> [Items listed in a dataset]:
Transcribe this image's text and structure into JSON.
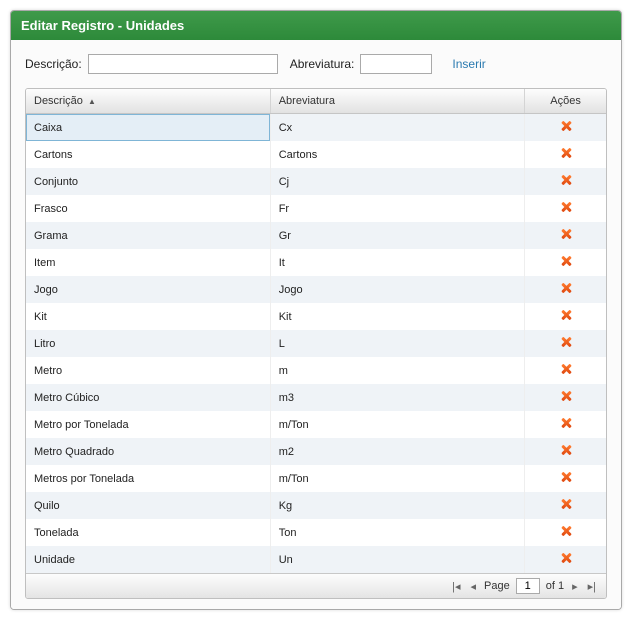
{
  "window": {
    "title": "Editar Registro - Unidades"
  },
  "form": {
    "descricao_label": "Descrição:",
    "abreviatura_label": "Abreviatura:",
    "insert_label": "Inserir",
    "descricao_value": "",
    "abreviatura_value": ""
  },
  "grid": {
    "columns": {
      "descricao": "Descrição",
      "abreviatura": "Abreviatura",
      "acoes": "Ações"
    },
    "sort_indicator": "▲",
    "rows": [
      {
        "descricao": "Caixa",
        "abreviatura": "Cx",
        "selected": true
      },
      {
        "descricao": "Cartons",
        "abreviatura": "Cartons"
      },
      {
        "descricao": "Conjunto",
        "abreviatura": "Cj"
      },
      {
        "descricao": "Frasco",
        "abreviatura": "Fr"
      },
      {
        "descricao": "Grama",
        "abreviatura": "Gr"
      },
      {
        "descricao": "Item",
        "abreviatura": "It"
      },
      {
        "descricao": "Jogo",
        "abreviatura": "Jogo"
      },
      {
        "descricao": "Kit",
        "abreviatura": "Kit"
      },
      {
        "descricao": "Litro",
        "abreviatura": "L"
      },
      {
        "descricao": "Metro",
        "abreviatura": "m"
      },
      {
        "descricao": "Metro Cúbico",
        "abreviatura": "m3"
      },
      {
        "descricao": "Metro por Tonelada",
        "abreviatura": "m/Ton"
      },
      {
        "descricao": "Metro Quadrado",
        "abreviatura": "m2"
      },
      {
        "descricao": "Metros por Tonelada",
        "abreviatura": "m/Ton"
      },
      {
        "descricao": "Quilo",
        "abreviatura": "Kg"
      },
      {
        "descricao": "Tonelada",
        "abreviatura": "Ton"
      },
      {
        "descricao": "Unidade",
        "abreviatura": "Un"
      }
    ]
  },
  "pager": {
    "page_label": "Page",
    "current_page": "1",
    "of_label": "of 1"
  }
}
* * *
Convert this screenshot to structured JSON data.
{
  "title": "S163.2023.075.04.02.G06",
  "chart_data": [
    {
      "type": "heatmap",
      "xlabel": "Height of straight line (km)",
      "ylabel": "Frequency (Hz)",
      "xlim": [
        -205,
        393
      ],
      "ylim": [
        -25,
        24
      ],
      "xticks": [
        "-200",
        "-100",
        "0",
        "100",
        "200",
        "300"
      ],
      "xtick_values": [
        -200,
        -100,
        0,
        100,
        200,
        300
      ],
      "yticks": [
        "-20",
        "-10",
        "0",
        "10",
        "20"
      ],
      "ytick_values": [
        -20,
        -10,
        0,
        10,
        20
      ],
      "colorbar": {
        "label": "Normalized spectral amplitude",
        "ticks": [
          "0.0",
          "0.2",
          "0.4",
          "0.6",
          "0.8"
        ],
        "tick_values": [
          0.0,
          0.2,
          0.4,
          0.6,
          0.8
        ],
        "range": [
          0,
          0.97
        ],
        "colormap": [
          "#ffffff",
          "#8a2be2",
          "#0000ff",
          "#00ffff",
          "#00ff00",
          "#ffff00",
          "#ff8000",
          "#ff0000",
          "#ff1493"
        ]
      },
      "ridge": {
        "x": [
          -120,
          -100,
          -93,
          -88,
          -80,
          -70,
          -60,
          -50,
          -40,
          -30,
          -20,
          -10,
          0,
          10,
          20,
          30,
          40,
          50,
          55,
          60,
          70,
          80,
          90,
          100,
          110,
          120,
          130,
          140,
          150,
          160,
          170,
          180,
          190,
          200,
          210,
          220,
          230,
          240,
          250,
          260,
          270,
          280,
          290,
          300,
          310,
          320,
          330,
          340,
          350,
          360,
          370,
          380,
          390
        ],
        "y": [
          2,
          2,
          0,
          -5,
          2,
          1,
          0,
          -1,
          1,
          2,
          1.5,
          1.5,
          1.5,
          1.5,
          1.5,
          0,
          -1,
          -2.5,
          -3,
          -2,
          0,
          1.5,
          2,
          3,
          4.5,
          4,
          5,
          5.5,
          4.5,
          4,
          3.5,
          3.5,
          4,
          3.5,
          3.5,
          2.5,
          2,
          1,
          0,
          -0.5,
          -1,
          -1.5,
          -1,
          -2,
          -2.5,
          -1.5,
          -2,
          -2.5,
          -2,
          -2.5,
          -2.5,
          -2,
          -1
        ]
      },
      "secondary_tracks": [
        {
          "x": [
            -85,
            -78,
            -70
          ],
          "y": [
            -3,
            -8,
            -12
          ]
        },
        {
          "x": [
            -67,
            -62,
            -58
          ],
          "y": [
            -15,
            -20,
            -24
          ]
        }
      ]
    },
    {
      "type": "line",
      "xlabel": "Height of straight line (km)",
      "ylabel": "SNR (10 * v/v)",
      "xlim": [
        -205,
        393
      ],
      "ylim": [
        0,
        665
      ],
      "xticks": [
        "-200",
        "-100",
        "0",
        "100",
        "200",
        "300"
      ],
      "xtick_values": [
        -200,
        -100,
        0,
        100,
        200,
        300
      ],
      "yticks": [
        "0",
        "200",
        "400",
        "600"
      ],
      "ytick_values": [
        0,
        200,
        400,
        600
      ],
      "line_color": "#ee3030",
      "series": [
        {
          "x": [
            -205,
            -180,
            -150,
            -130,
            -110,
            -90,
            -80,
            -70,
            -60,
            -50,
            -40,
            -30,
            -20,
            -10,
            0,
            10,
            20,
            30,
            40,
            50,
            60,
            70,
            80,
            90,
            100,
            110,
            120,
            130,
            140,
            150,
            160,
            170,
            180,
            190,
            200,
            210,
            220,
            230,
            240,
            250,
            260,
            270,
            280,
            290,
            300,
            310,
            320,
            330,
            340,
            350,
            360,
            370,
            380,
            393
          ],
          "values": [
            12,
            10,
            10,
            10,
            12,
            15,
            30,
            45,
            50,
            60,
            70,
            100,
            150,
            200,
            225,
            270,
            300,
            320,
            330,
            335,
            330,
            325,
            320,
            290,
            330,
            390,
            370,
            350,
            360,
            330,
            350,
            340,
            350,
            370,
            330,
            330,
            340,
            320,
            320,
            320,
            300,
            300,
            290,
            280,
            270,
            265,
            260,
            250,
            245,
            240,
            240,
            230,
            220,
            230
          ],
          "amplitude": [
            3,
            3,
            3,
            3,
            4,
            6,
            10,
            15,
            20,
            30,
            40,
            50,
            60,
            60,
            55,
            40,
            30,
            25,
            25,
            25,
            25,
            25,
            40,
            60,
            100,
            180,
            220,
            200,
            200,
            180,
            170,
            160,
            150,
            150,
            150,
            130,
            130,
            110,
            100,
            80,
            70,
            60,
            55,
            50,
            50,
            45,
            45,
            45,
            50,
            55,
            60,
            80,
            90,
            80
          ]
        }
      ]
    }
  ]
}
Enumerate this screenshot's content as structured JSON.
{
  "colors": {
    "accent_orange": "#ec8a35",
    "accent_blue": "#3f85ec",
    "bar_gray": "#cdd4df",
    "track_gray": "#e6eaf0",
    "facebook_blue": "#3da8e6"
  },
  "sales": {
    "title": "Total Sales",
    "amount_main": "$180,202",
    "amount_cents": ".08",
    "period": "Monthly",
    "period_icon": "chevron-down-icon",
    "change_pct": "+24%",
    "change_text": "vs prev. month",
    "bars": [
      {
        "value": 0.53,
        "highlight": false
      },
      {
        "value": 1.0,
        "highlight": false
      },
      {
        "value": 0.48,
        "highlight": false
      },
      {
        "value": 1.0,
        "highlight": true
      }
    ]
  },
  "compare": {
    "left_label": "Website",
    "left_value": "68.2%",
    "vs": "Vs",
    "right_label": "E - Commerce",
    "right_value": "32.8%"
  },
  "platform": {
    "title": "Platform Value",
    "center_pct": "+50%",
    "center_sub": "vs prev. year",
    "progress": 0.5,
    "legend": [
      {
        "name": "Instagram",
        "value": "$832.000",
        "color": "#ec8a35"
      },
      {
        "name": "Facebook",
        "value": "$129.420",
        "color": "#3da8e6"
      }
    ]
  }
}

> [Challenge]:
Give only the count of lines in which the string "structured" appears.

> [Task output]:
2